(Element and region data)
----------------
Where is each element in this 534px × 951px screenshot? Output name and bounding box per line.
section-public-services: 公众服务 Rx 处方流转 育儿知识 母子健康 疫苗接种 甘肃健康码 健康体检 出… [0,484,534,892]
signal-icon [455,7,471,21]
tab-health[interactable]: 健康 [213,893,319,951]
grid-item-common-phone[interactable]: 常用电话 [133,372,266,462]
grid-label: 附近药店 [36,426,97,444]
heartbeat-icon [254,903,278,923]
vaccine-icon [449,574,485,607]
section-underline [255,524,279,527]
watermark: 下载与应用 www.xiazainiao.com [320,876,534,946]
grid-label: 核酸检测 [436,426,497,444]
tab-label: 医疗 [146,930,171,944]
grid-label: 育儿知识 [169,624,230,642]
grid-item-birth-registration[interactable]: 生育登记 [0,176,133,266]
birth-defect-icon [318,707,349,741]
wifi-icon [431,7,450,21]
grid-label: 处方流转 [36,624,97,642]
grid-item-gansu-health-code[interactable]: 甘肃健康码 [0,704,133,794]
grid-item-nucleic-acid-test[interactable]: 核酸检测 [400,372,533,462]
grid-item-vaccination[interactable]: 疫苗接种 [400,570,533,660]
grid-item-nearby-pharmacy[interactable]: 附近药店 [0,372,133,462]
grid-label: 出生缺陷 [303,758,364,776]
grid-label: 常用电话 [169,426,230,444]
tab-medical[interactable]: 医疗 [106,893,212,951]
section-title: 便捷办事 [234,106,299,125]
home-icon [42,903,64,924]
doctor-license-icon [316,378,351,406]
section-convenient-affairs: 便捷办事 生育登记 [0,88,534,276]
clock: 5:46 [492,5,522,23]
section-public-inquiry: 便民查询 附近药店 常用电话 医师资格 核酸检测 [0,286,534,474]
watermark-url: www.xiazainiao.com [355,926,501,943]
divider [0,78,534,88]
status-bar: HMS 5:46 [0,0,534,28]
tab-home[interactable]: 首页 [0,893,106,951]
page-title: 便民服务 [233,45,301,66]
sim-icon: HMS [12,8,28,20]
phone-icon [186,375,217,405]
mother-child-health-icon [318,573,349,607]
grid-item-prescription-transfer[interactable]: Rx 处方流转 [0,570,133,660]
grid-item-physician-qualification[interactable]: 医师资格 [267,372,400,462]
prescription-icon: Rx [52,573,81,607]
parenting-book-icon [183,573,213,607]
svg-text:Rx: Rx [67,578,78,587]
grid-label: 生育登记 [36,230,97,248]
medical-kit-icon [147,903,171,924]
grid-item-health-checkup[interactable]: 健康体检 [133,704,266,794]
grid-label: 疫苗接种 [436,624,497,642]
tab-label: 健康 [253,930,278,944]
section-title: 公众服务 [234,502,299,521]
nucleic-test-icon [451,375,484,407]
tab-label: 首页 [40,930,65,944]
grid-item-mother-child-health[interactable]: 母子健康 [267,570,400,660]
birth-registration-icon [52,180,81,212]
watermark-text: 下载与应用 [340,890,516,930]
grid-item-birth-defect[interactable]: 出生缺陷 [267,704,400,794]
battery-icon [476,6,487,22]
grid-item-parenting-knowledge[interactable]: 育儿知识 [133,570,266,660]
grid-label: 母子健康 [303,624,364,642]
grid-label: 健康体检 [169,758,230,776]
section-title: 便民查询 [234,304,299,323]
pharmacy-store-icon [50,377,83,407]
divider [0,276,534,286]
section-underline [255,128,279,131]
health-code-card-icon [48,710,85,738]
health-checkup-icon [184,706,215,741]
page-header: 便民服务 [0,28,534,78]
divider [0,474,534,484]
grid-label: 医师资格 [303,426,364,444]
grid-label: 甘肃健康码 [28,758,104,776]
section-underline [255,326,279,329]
----------------
### Exercise instructions
Copy out the records line for line, from the start through the line that contains "tab-medical[interactable]: 医疗 [106,893,212,951]".

### Problem solution
Where is each element in this 534px × 951px screenshot? Output name and bounding box per line.
section-public-services: 公众服务 Rx 处方流转 育儿知识 母子健康 疫苗接种 甘肃健康码 健康体检 出… [0,484,534,892]
signal-icon [455,7,471,21]
tab-health[interactable]: 健康 [213,893,319,951]
grid-item-common-phone[interactable]: 常用电话 [133,372,266,462]
grid-label: 附近药店 [36,426,97,444]
heartbeat-icon [254,903,278,923]
vaccine-icon [449,574,485,607]
section-underline [255,524,279,527]
watermark: 下载与应用 www.xiazainiao.com [320,876,534,946]
grid-label: 核酸检测 [436,426,497,444]
tab-label: 医疗 [146,930,171,944]
grid-label: 育儿知识 [169,624,230,642]
grid-item-birth-registration[interactable]: 生育登记 [0,176,133,266]
birth-defect-icon [318,707,349,741]
wifi-icon [431,7,450,21]
grid-label: 处方流转 [36,624,97,642]
grid-item-gansu-health-code[interactable]: 甘肃健康码 [0,704,133,794]
grid-item-nucleic-acid-test[interactable]: 核酸检测 [400,372,533,462]
grid-item-vaccination[interactable]: 疫苗接种 [400,570,533,660]
grid-item-nearby-pharmacy[interactable]: 附近药店 [0,372,133,462]
grid-label: 出生缺陷 [303,758,364,776]
grid-label: 常用电话 [169,426,230,444]
tab-medical[interactable]: 医疗 [106,893,212,951]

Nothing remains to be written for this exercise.